→ TASK
In the listing that follows, count the lines holding the word "color" and report only that number.

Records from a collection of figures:
•••••

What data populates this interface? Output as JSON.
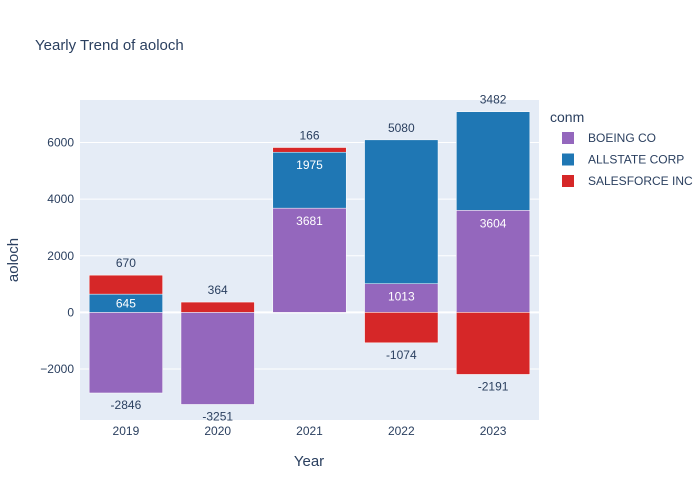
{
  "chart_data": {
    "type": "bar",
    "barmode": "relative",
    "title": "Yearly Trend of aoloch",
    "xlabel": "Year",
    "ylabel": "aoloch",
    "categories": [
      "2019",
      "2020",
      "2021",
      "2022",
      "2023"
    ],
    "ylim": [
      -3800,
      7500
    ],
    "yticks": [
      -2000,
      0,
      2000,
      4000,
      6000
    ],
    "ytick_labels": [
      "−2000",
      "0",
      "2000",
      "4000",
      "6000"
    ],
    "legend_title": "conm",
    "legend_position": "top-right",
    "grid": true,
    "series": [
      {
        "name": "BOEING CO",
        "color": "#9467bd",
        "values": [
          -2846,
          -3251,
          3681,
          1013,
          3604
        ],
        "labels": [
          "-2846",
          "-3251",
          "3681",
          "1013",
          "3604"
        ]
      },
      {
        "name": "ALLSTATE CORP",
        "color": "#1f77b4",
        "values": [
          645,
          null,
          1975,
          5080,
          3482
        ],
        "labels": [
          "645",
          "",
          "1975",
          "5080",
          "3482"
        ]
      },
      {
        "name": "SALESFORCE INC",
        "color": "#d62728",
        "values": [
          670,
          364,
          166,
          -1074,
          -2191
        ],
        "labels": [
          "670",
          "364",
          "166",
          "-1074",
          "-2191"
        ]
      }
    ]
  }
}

•••••

→ WRITTEN SOLUTION
3